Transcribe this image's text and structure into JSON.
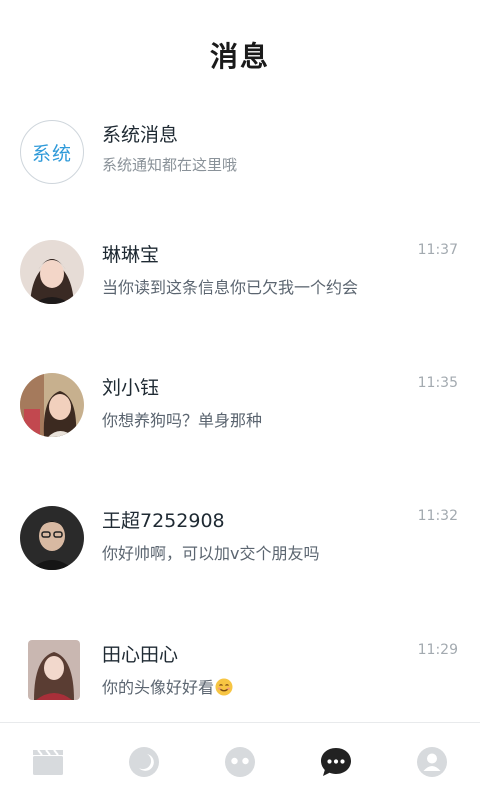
{
  "header": {
    "title": "消息"
  },
  "system": {
    "avatar_label": "系统",
    "name": "系统消息",
    "preview": "系统通知都在这里哦"
  },
  "conversations": [
    {
      "name": "琳琳宝",
      "preview": "当你读到这条信息你已欠我一个约会",
      "time": "11:37"
    },
    {
      "name": "刘小钰",
      "preview": "你想养狗吗？单身那种",
      "time": "11:35"
    },
    {
      "name": "王超7252908",
      "preview": "你好帅啊，可以加v交个朋友吗",
      "time": "11:32"
    },
    {
      "name": "田心田心",
      "preview": "你的头像好好看",
      "time": "11:29",
      "emoji": "smiling-face"
    }
  ],
  "tabbar": {
    "tabs": [
      {
        "icon": "video-clapper-icon",
        "active": false
      },
      {
        "icon": "moon-icon",
        "active": false
      },
      {
        "icon": "face-icon",
        "active": false
      },
      {
        "icon": "chat-bubble-icon",
        "active": true
      },
      {
        "icon": "person-icon",
        "active": false
      }
    ]
  },
  "colors": {
    "accent": "#2f9ad9",
    "active_tab": "#222222",
    "inactive_tab": "#d7dadd"
  }
}
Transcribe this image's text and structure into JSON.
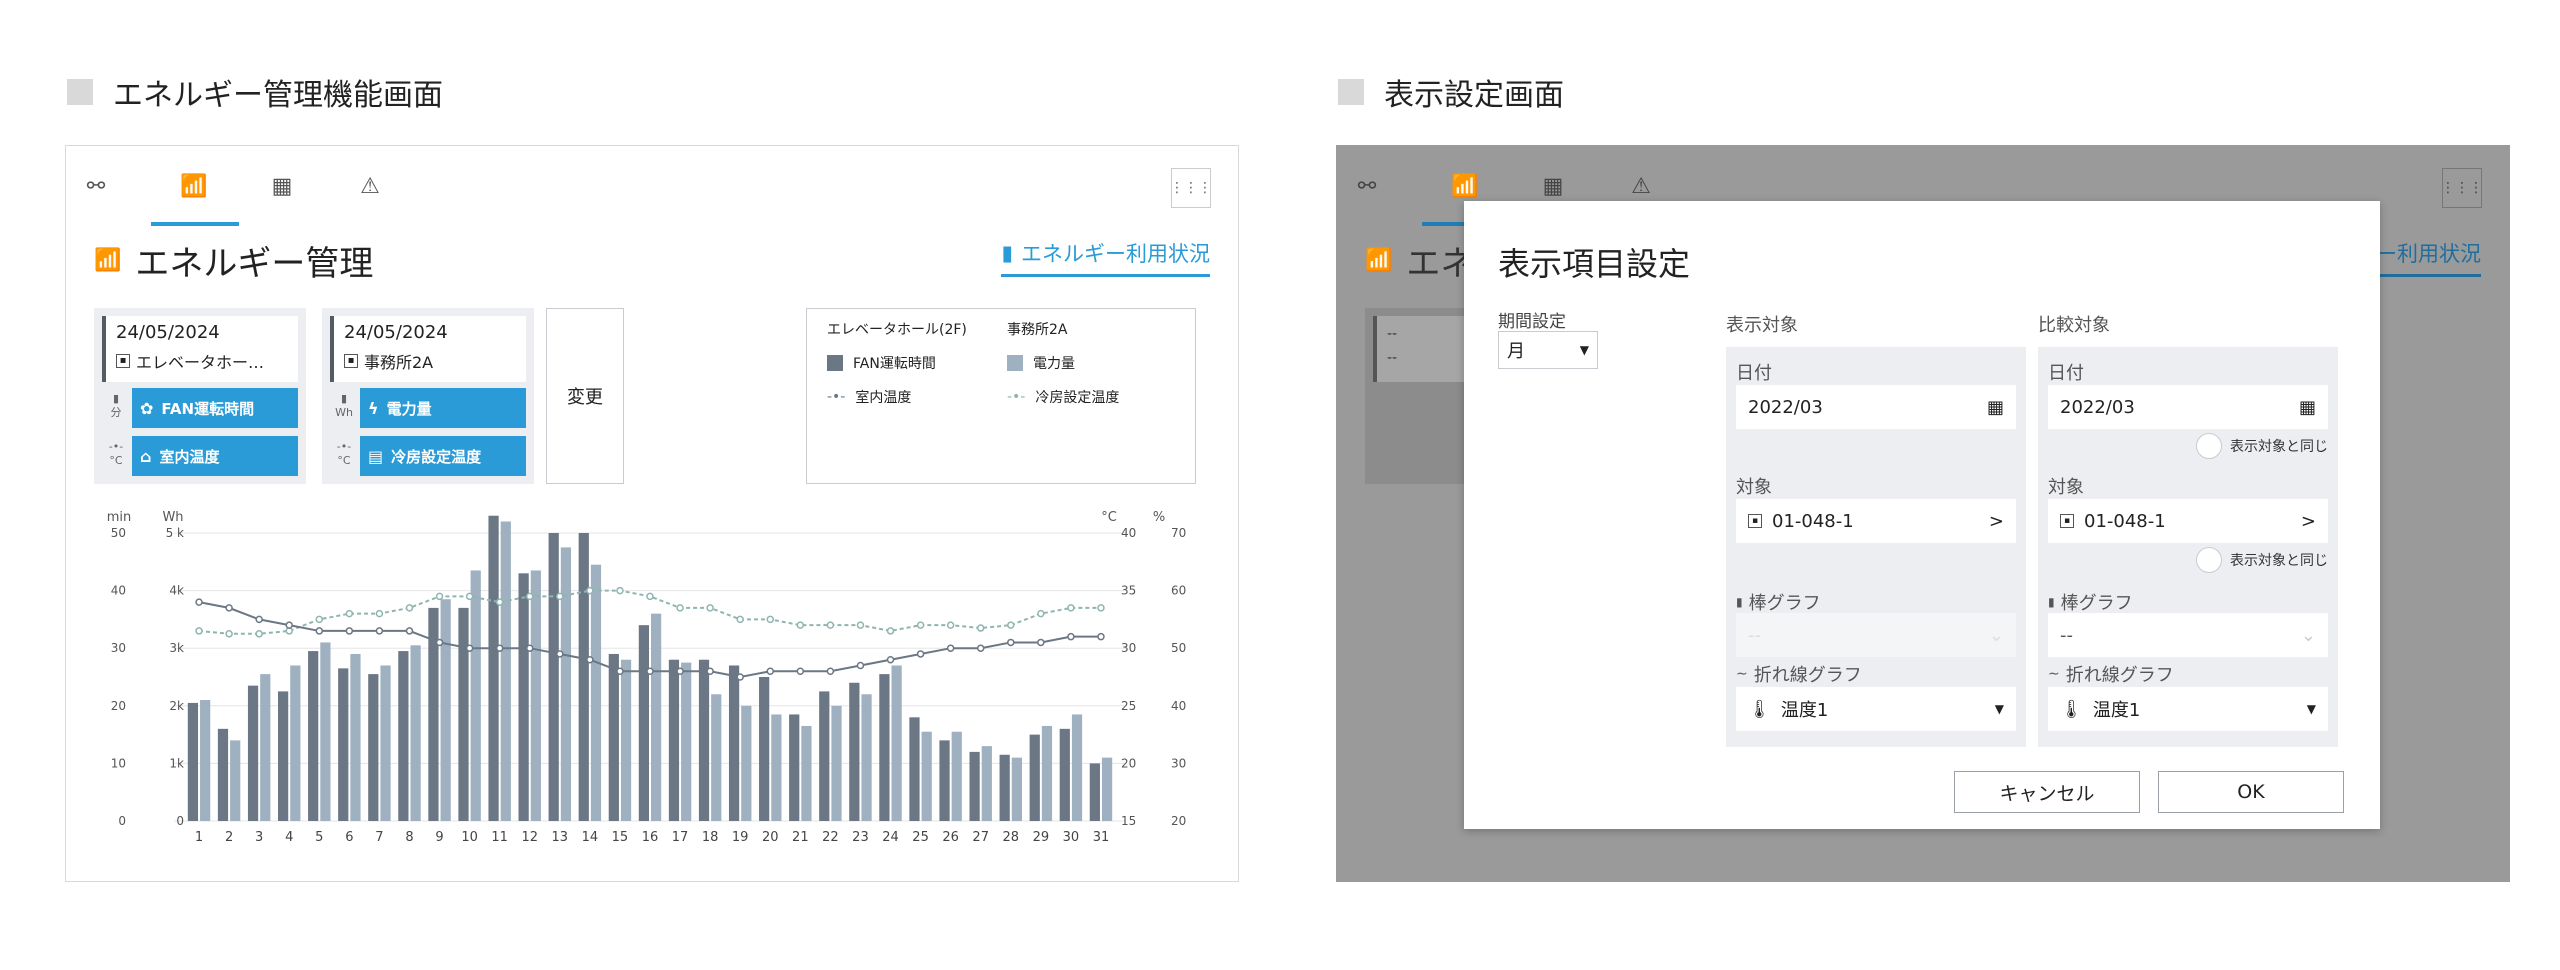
{
  "sections": {
    "left_title": "エネルギー管理機能画面",
    "right_title": "表示設定画面"
  },
  "tabs": [
    {
      "icon": "binoculars-icon",
      "glyph": "⚯"
    },
    {
      "icon": "chart-icon",
      "glyph": "📶"
    },
    {
      "icon": "calendar-icon",
      "glyph": "▦"
    },
    {
      "icon": "warning-icon",
      "glyph": "⚠"
    }
  ],
  "menu_glyph": "⋮⋮⋮",
  "page": {
    "title": "エネルギー管理",
    "energy_link": "エネルギー利用状況"
  },
  "cards": [
    {
      "date": "24/05/2024",
      "location": "エレベータホー…",
      "rows": [
        {
          "unit": "分",
          "label": "FAN運転時間",
          "icon": "fan-icon"
        },
        {
          "unit": "°C",
          "label": "室内温度",
          "icon": "home-icon"
        }
      ]
    },
    {
      "date": "24/05/2024",
      "location": "事務所2A",
      "rows": [
        {
          "unit": "Wh",
          "label": "電力量",
          "icon": "bolt-icon"
        },
        {
          "unit": "°C",
          "label": "冷房設定温度",
          "icon": "aircon-icon"
        }
      ]
    }
  ],
  "change_button": "変更",
  "legend": {
    "group1": "エレベータホール(2F)",
    "group2": "事務所2A",
    "items": [
      "FAN運転時間",
      "電力量",
      "室内温度",
      "冷房設定温度"
    ]
  },
  "colors": {
    "accent": "#2a9bd6",
    "bar_dark": "#6b7784",
    "bar_light": "#9fb1c1",
    "line_dark": "#6b7784",
    "line_light": "#8fb5b0"
  },
  "chart_data": {
    "type": "bar",
    "axis_units": {
      "left1": "min",
      "left2": "Wh",
      "right1": "°C",
      "right2": "%"
    },
    "left1_ticks": [
      "50",
      "40",
      "30",
      "20",
      "10",
      "0"
    ],
    "left2_ticks": [
      "5 k",
      "4k",
      "3k",
      "2k",
      "1k",
      "0"
    ],
    "right1_ticks": [
      "40",
      "35",
      "30",
      "25",
      "20",
      "15"
    ],
    "right2_ticks": [
      "70",
      "60",
      "50",
      "40",
      "30",
      "20"
    ],
    "categories": [
      "1",
      "2",
      "3",
      "4",
      "5",
      "6",
      "7",
      "8",
      "9",
      "10",
      "11",
      "12",
      "13",
      "14",
      "15",
      "16",
      "17",
      "18",
      "19",
      "20",
      "21",
      "22",
      "23",
      "24",
      "25",
      "26",
      "27",
      "28",
      "29",
      "30",
      "31"
    ],
    "series": [
      {
        "name": "FAN運転時間",
        "type": "bar",
        "axis": "min",
        "values": [
          20.5,
          16,
          23.5,
          22.5,
          29.5,
          26.5,
          25.5,
          29.5,
          37,
          37,
          53,
          43,
          50,
          50,
          29,
          34,
          28,
          28,
          27,
          25,
          18.5,
          22.5,
          24,
          25.5,
          18,
          14,
          12,
          11.5,
          15,
          16,
          10
        ]
      },
      {
        "name": "電力量",
        "type": "bar",
        "axis": "Wh",
        "values": [
          2100,
          1400,
          2550,
          2700,
          3100,
          2900,
          2700,
          3050,
          3850,
          4350,
          5200,
          4350,
          4750,
          4450,
          2800,
          3600,
          2750,
          2200,
          2000,
          1850,
          1650,
          2000,
          2200,
          2700,
          1550,
          1550,
          1300,
          1100,
          1650,
          1850,
          1100
        ]
      },
      {
        "name": "室内温度",
        "type": "line",
        "axis": "°C",
        "values": [
          34,
          33.5,
          32.5,
          32,
          31.5,
          31.5,
          31.5,
          31.5,
          30.5,
          30,
          30,
          30,
          29.5,
          29,
          28,
          28,
          28,
          28,
          27.5,
          28,
          28,
          28,
          28.5,
          29,
          29.5,
          30,
          30,
          30.5,
          30.5,
          31,
          31
        ]
      },
      {
        "name": "冷房設定温度",
        "type": "line",
        "axis": "%",
        "values": [
          53,
          52.5,
          52.5,
          53,
          55,
          56,
          56,
          57,
          59,
          59,
          58,
          59,
          59,
          60,
          60,
          59,
          57,
          57,
          55,
          55,
          54,
          54,
          54,
          53,
          54,
          54,
          53.5,
          54,
          56,
          57,
          57
        ]
      }
    ]
  },
  "dialog": {
    "title": "表示項目設定",
    "period_label": "期間設定",
    "period_value": "月",
    "target_label": "表示対象",
    "compare_label": "比較対象",
    "date_label": "日付",
    "date_value": "2022/03",
    "object_label": "対象",
    "object_value": "01-048-1",
    "same_label": "表示対象と同じ",
    "bar_label": "棒グラフ",
    "bar_target_value": "--",
    "bar_compare_value": "--",
    "line_label": "折れ線グラフ",
    "line_value": "温度1",
    "cancel": "キャンセル",
    "ok": "OK"
  },
  "ghost_card": {
    "line1": "--",
    "line2": "--"
  }
}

__DO THIS__
Return the listing above unchanged, apart from dropping its pictures.

__COMPLETED TASK__
Transcribe this image's text and structure into JSON.
{
  "header": {
    "title": "消息"
  },
  "system": {
    "avatar_label": "系统",
    "name": "系统消息",
    "preview": "系统通知都在这里哦"
  },
  "conversations": [
    {
      "name": "琳琳宝",
      "preview": "当你读到这条信息你已欠我一个约会",
      "time": "11:37"
    },
    {
      "name": "刘小钰",
      "preview": "你想养狗吗？单身那种",
      "time": "11:35"
    },
    {
      "name": "王超7252908",
      "preview": "你好帅啊，可以加v交个朋友吗",
      "time": "11:32"
    },
    {
      "name": "田心田心",
      "preview": "你的头像好好看",
      "time": "11:29",
      "emoji": "smiling-face"
    }
  ],
  "tabbar": {
    "tabs": [
      {
        "icon": "video-clapper-icon",
        "active": false
      },
      {
        "icon": "moon-icon",
        "active": false
      },
      {
        "icon": "face-icon",
        "active": false
      },
      {
        "icon": "chat-bubble-icon",
        "active": true
      },
      {
        "icon": "person-icon",
        "active": false
      }
    ]
  },
  "colors": {
    "accent": "#2f9ad9",
    "active_tab": "#222222",
    "inactive_tab": "#d7dadd"
  }
}
Transcribe this image's text and structure into JSON.
{
  "sections": {
    "left_title": "エネルギー管理機能画面",
    "right_title": "表示設定画面"
  },
  "tabs": [
    {
      "icon": "binoculars-icon",
      "glyph": "⚯"
    },
    {
      "icon": "chart-icon",
      "glyph": "📶"
    },
    {
      "icon": "calendar-icon",
      "glyph": "▦"
    },
    {
      "icon": "warning-icon",
      "glyph": "⚠"
    }
  ],
  "menu_glyph": "⋮⋮⋮",
  "page": {
    "title": "エネルギー管理",
    "energy_link": "エネルギー利用状況"
  },
  "cards": [
    {
      "date": "24/05/2024",
      "location": "エレベータホー…",
      "rows": [
        {
          "unit": "分",
          "label": "FAN運転時間",
          "icon": "fan-icon"
        },
        {
          "unit": "°C",
          "label": "室内温度",
          "icon": "home-icon"
        }
      ]
    },
    {
      "date": "24/05/2024",
      "location": "事務所2A",
      "rows": [
        {
          "unit": "Wh",
          "label": "電力量",
          "icon": "bolt-icon"
        },
        {
          "unit": "°C",
          "label": "冷房設定温度",
          "icon": "aircon-icon"
        }
      ]
    }
  ],
  "change_button": "変更",
  "legend": {
    "group1": "エレベータホール(2F)",
    "group2": "事務所2A",
    "items": [
      "FAN運転時間",
      "電力量",
      "室内温度",
      "冷房設定温度"
    ]
  },
  "colors": {
    "accent": "#2a9bd6",
    "bar_dark": "#6b7784",
    "bar_light": "#9fb1c1",
    "line_dark": "#6b7784",
    "line_light": "#8fb5b0"
  },
  "chart_data": {
    "type": "bar",
    "axis_units": {
      "left1": "min",
      "left2": "Wh",
      "right1": "°C",
      "right2": "%"
    },
    "left1_ticks": [
      "50",
      "40",
      "30",
      "20",
      "10",
      "0"
    ],
    "left2_ticks": [
      "5 k",
      "4k",
      "3k",
      "2k",
      "1k",
      "0"
    ],
    "right1_ticks": [
      "40",
      "35",
      "30",
      "25",
      "20",
      "15"
    ],
    "right2_ticks": [
      "70",
      "60",
      "50",
      "40",
      "30",
      "20"
    ],
    "categories": [
      "1",
      "2",
      "3",
      "4",
      "5",
      "6",
      "7",
      "8",
      "9",
      "10",
      "11",
      "12",
      "13",
      "14",
      "15",
      "16",
      "17",
      "18",
      "19",
      "20",
      "21",
      "22",
      "23",
      "24",
      "25",
      "26",
      "27",
      "28",
      "29",
      "30",
      "31"
    ],
    "series": [
      {
        "name": "FAN運転時間",
        "type": "bar",
        "axis": "min",
        "values": [
          20.5,
          16,
          23.5,
          22.5,
          29.5,
          26.5,
          25.5,
          29.5,
          37,
          37,
          53,
          43,
          50,
          50,
          29,
          34,
          28,
          28,
          27,
          25,
          18.5,
          22.5,
          24,
          25.5,
          18,
          14,
          12,
          11.5,
          15,
          16,
          10
        ]
      },
      {
        "name": "電力量",
        "type": "bar",
        "axis": "Wh",
        "values": [
          2100,
          1400,
          2550,
          2700,
          3100,
          2900,
          2700,
          3050,
          3850,
          4350,
          5200,
          4350,
          4750,
          4450,
          2800,
          3600,
          2750,
          2200,
          2000,
          1850,
          1650,
          2000,
          2200,
          2700,
          1550,
          1550,
          1300,
          1100,
          1650,
          1850,
          1100
        ]
      },
      {
        "name": "室内温度",
        "type": "line",
        "axis": "°C",
        "values": [
          34,
          33.5,
          32.5,
          32,
          31.5,
          31.5,
          31.5,
          31.5,
          30.5,
          30,
          30,
          30,
          29.5,
          29,
          28,
          28,
          28,
          28,
          27.5,
          28,
          28,
          28,
          28.5,
          29,
          29.5,
          30,
          30,
          30.5,
          30.5,
          31,
          31
        ]
      },
      {
        "name": "冷房設定温度",
        "type": "line",
        "axis": "%",
        "values": [
          53,
          52.5,
          52.5,
          53,
          55,
          56,
          56,
          57,
          59,
          59,
          58,
          59,
          59,
          60,
          60,
          59,
          57,
          57,
          55,
          55,
          54,
          54,
          54,
          53,
          54,
          54,
          53.5,
          54,
          56,
          57,
          57
        ]
      }
    ]
  },
  "dialog": {
    "title": "表示項目設定",
    "period_label": "期間設定",
    "period_value": "月",
    "target_label": "表示対象",
    "compare_label": "比較対象",
    "date_label": "日付",
    "date_value": "2022/03",
    "object_label": "対象",
    "object_value": "01-048-1",
    "same_label": "表示対象と同じ",
    "bar_label": "棒グラフ",
    "bar_target_value": "--",
    "bar_compare_value": "--",
    "line_label": "折れ線グラフ",
    "line_value": "温度1",
    "cancel": "キャンセル",
    "ok": "OK"
  },
  "ghost_card": {
    "line1": "--",
    "line2": "--"
  }
}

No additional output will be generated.